▸ **Exercise input**:
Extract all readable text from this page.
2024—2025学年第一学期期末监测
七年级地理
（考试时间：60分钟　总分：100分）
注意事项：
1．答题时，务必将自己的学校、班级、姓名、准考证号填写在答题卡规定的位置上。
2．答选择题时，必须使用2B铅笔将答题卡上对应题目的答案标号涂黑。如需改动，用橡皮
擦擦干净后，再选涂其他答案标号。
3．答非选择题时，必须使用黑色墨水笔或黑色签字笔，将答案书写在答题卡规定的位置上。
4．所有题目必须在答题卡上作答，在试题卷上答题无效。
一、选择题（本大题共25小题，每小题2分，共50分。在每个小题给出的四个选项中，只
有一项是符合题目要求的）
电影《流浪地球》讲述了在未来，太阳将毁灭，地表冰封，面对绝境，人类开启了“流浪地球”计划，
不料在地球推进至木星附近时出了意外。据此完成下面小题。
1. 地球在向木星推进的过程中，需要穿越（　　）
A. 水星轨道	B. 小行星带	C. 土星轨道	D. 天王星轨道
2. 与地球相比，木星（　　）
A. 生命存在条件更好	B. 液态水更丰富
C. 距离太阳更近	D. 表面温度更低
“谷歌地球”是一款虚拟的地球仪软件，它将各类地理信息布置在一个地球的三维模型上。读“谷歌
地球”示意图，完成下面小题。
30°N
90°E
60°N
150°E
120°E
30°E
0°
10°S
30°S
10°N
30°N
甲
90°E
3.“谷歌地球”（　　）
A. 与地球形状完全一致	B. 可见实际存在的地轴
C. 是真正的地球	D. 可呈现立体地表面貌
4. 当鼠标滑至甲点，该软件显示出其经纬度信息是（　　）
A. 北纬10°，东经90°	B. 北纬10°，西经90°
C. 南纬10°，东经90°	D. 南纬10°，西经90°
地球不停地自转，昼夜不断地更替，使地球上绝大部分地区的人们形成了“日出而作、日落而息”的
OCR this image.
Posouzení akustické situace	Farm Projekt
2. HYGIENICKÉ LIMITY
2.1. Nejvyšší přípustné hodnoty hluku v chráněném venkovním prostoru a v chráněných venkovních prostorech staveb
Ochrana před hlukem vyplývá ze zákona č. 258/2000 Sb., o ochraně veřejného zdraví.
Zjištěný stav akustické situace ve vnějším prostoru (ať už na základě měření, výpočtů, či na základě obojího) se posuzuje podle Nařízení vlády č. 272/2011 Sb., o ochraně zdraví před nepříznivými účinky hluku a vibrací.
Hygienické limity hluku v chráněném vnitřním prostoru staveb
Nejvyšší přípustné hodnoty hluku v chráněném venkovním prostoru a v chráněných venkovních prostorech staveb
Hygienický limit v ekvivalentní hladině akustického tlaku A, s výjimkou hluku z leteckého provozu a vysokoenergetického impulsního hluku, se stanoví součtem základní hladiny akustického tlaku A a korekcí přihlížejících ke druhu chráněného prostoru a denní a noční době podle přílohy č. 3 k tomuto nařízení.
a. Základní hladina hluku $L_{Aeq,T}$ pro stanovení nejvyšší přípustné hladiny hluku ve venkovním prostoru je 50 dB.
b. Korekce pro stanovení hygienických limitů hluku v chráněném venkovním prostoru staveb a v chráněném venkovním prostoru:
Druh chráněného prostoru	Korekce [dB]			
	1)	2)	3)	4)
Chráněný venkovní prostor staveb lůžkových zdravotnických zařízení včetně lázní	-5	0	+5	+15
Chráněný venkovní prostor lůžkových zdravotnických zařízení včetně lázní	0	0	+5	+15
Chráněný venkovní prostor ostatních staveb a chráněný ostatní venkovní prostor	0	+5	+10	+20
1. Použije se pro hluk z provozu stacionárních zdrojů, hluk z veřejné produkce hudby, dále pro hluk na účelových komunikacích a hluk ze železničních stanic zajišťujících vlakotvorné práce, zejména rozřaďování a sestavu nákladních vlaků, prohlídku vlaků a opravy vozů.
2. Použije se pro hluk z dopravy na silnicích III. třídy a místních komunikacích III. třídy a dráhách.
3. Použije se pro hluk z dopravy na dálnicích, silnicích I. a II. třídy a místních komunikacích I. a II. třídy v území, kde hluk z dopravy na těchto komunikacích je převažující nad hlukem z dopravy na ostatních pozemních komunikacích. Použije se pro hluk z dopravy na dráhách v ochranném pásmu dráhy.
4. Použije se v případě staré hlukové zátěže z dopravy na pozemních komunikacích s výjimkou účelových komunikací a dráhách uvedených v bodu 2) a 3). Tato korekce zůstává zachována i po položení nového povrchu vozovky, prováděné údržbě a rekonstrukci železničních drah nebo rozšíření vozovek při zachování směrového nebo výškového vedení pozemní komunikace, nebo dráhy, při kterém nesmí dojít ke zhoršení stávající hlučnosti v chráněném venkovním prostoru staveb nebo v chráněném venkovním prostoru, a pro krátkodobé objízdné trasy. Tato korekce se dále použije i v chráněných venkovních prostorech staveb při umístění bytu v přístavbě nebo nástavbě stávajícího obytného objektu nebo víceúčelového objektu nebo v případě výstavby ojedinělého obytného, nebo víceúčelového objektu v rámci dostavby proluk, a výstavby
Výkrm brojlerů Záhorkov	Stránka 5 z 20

▸ **Short exercise**:
Transcribe all of the lines in the records precisely.

▸ **The completed task**:
Extract all readable text from this page.
2024—2025学年第一学期期末监测
七年级地理
（考试时间：60分钟　总分：100分）
注意事项：
1．答题时，务必将自己的学校、班级、姓名、准考证号填写在答题卡规定的位置上。
2．答选择题时，必须使用2B铅笔将答题卡上对应题目的答案标号涂黑。如需改动，用橡皮
擦擦干净后，再选涂其他答案标号。
3．答非选择题时，必须使用黑色墨水笔或黑色签字笔，将答案书写在答题卡规定的位置上。
4．所有题目必须在答题卡上作答，在试题卷上答题无效。
一、选择题（本大题共25小题，每小题2分，共50分。在每个小题给出的四个选项中，只
有一项是符合题目要求的）
电影《流浪地球》讲述了在未来，太阳将毁灭，地表冰封，面对绝境，人类开启了“流浪地球”计划，
不料在地球推进至木星附近时出了意外。据此完成下面小题。
1. 地球在向木星推进的过程中，需要穿越（　　）
A. 水星轨道	B. 小行星带	C. 土星轨道	D. 天王星轨道
2. 与地球相比，木星（　　）
A. 生命存在条件更好	B. 液态水更丰富
C. 距离太阳更近	D. 表面温度更低
“谷歌地球”是一款虚拟的地球仪软件，它将各类地理信息布置在一个地球的三维模型上。读“谷歌
地球”示意图，完成下面小题。
30°N
90°E
60°N
150°E
120°E
30°E
0°
10°S
30°S
10°N
30°N
甲
90°E
3.“谷歌地球”（　　）
A. 与地球形状完全一致	B. 可见实际存在的地轴
C. 是真正的地球	D. 可呈现立体地表面貌
4. 当鼠标滑至甲点，该软件显示出其经纬度信息是（　　）
A. 北纬10°，东经90°	B. 北纬10°，西经90°
C. 南纬10°，东经90°	D. 南纬10°，西经90°
地球不停地自转，昼夜不断地更替，使地球上绝大部分地区的人们形成了“日出而作、日落而息”的
OCR this image.
Posouzení akustické situace	Farm Projekt
2. HYGIENICKÉ LIMITY
2.1. Nejvyšší přípustné hodnoty hluku v chráněném venkovním prostoru a v chráněných venkovních prostorech staveb
Ochrana před hlukem vyplývá ze zákona č. 258/2000 Sb., o ochraně veřejného zdraví.
Zjištěný stav akustické situace ve vnějším prostoru (ať už na základě měření, výpočtů, či na základě obojího) se posuzuje podle Nařízení vlády č. 272/2011 Sb., o ochraně zdraví před nepříznivými účinky hluku a vibrací.
Hygienické limity hluku v chráněném vnitřním prostoru staveb
Nejvyšší přípustné hodnoty hluku v chráněném venkovním prostoru a v chráněných venkovních prostorech staveb
Hygienický limit v ekvivalentní hladině akustického tlaku A, s výjimkou hluku z leteckého provozu a vysokoenergetického impulsního hluku, se stanoví součtem základní hladiny akustického tlaku A a korekcí přihlížejících ke druhu chráněného prostoru a denní a noční době podle přílohy č. 3 k tomuto nařízení.
a. Základní hladina hluku $L_{Aeq,T}$ pro stanovení nejvyšší přípustné hladiny hluku ve venkovním prostoru je 50 dB.
b. Korekce pro stanovení hygienických limitů hluku v chráněném venkovním prostoru staveb a v chráněném venkovním prostoru:
Druh chráněného prostoru	Korekce [dB]			
	1)	2)	3)	4)
Chráněný venkovní prostor staveb lůžkových zdravotnických zařízení včetně lázní	-5	0	+5	+15
Chráněný venkovní prostor lůžkových zdravotnických zařízení včetně lázní	0	0	+5	+15
Chráněný venkovní prostor ostatních staveb a chráněný ostatní venkovní prostor	0	+5	+10	+20
1. Použije se pro hluk z provozu stacionárních zdrojů, hluk z veřejné produkce hudby, dále pro hluk na účelových komunikacích a hluk ze železničních stanic zajišťujících vlakotvorné práce, zejména rozřaďování a sestavu nákladních vlaků, prohlídku vlaků a opravy vozů.
2. Použije se pro hluk z dopravy na silnicích III. třídy a místních komunikacích III. třídy a dráhách.
3. Použije se pro hluk z dopravy na dálnicích, silnicích I. a II. třídy a místních komunikacích I. a II. třídy v území, kde hluk z dopravy na těchto komunikacích je převažující nad hlukem z dopravy na ostatních pozemních komunikacích. Použije se pro hluk z dopravy na dráhách v ochranném pásmu dráhy.
4. Použije se v případě staré hlukové zátěže z dopravy na pozemních komunikacích s výjimkou účelových komunikací a dráhách uvedených v bodu 2) a 3). Tato korekce zůstává zachována i po položení nového povrchu vozovky, prováděné údržbě a rekonstrukci železničních drah nebo rozšíření vozovek při zachování směrového nebo výškového vedení pozemní komunikace, nebo dráhy, při kterém nesmí dojít ke zhoršení stávající hlučnosti v chráněném venkovním prostoru staveb nebo v chráněném venkovním prostoru, a pro krátkodobé objízdné trasy. Tato korekce se dále použije i v chráněných venkovních prostorech staveb při umístění bytu v přístavbě nebo nástavbě stávajícího obytného objektu nebo víceúčelového objektu nebo v případě výstavby ojedinělého obytného, nebo víceúčelového objektu v rámci dostavby proluk, a výstavby
Výkrm brojlerů Záhorkov	Stránka 5 z 20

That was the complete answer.